[Exercise] Compute how many lines in the entries below contain "együttműködéséről", and output nothing but the number.

[Saved entries]
"""

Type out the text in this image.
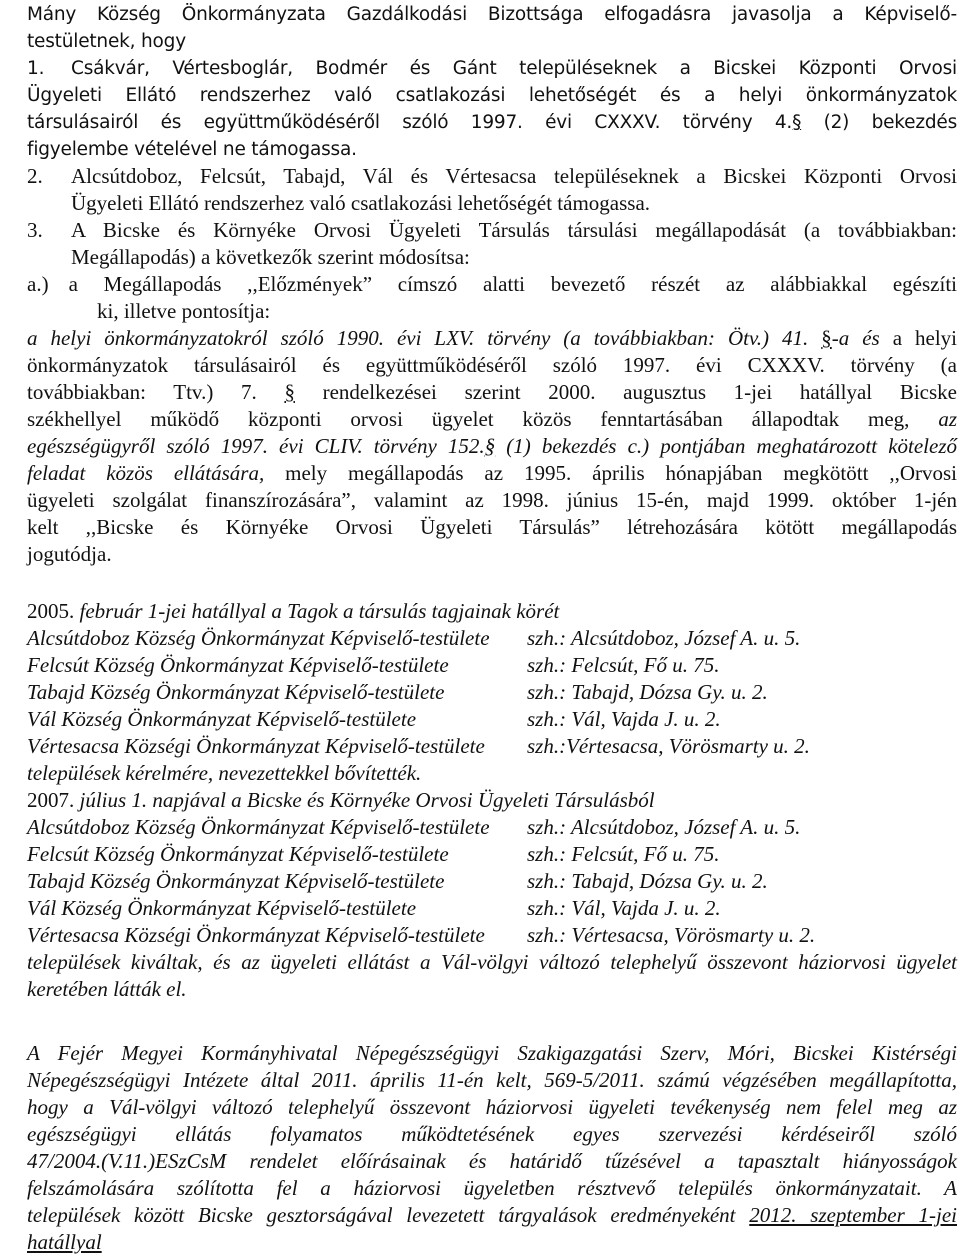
Mány Község Önkormányzata Gazdálkodási Bizottsága elfogadásra javasolja a Képviselő-
testületnek, hogy
1. Csákvár, Vértesboglár, Bodmér és Gánt településeknek a Bicskei Központi Orvosi
Ügyeleti Ellátó rendszerhez való csatlakozási lehetőségét és a helyi önkormányzatok
társulásairól és együttműködéséről szóló 1997. évi CXXXV. törvény 4.§ (2) bekezdés
figyelembe vételével ne támogassa.
2. Alcsútdoboz, Felcsút, Tabajd, Vál és Vértesacsa településeknek a Bicskei Központi Orvosi
Ügyeleti Ellátó rendszerhez való csatlakozási lehetőségét támogassa.
3. A Bicske és Környéke Orvosi Ügyeleti Társulás társulási megállapodását (a továbbiakban:
Megállapodás) a következők szerint módosítsa:
a.) a Megállapodás ,,Előzmények” címszó alatti bevezető részét az alábbiakkal egészíti
ki, illetve pontosítja:
a helyi önkormányzatokról szóló 1990. évi LXV. törvény (a továbbiakban: Ötv.) 41. §-a és a helyi
önkormányzatok társulásairól és együttműködéséről szóló 1997. évi CXXXV. törvény (a
továbbiakban: Ttv.) 7. § rendelkezései szerint 2000. augusztus 1-jei hatállyal Bicske
székhellyel működő központi orvosi ügyelet közös fenntartásában állapodtak meg, az
egészségügyről szóló 1997. évi CLIV. törvény 152.§ (1) bekezdés c.) pontjában meghatározott kötelező
feladat közös ellátására, mely megállapodás az 1995. április hónapjában megkötött ,,Orvosi
ügyeleti szolgálat finanszírozására”, valamint az 1998. június 15-én, majd 1999. október 1-jén
kelt ,,Bicske és Környéke Orvosi Ügyeleti Társulás” létrehozására kötött megállapodás
jogutódja.
2005. február 1-jei hatállyal a Tagok a társulás tagjainak körét
Alcsútdoboz Község Önkormányzat Képviselő-testülete szh.: Alcsútdoboz, József A. u. 5.
Felcsút Község Önkormányzat Képviselő-testülete	szh.: Felcsút, Fő u. 75.
Tabajd Község Önkormányzat Képviselő-testülete	szh.: Tabajd, Dózsa Gy. u. 2.
Vál Község Önkormányzat Képviselő-testülete	szh.: Vál, Vajda J. u. 2.
Vértesacsa Községi Önkormányzat Képviselő-testülete szh.:Vértesacsa, Vörösmarty u. 2.
települések kérelmére, nevezettekkel bővítették.
2007. július 1. napjával a Bicske és Környéke Orvosi Ügyeleti Társulásból
Alcsútdoboz Község Önkormányzat Képviselő-testülete szh.: Alcsútdoboz, József A. u. 5.
Felcsút Község Önkormányzat Képviselő-testülete	szh.: Felcsút, Fő u. 75.
Tabajd Község Önkormányzat Képviselő-testülete	szh.: Tabajd, Dózsa Gy. u. 2.
Vál Község Önkormányzat Képviselő-testülete	szh.: Vál, Vajda J. u. 2.
Vértesacsa Községi Önkormányzat Képviselő-testülete szh.: Vértesacsa, Vörösmarty u. 2.
települések kiváltak, és az ügyeleti ellátást a Vál-völgyi változó telephelyű összevont háziorvosi ügyelet
keretében látták el.
A Fejér Megyei Kormányhivatal Népegészségügyi Szakigazgatási Szerv, Móri, Bicskei Kistérségi
Népegészségügyi Intézete által 2011. április 11-én kelt, 569-5/2011. számú végzésében megállapította,
hogy a Vál-völgyi változó telephelyű összevont háziorvosi ügyeleti tevékenység nem felel meg az
egészségügyi ellátás folyamatos működtetésének egyes szervezési kérdéseiről szóló
47/2004.(V.11.)ESzCsM rendelet előírásainak és határidő tűzésével a tapasztalt hiányosságok
felszámolására szólította fel a háziorvosi ügyeletben résztvevő település önkormányzatait. A
települések között Bicske gesztorságával levezetett tárgyalások eredményeként 2012. szeptember 1-jei
hatállyal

"""

[Task result] 2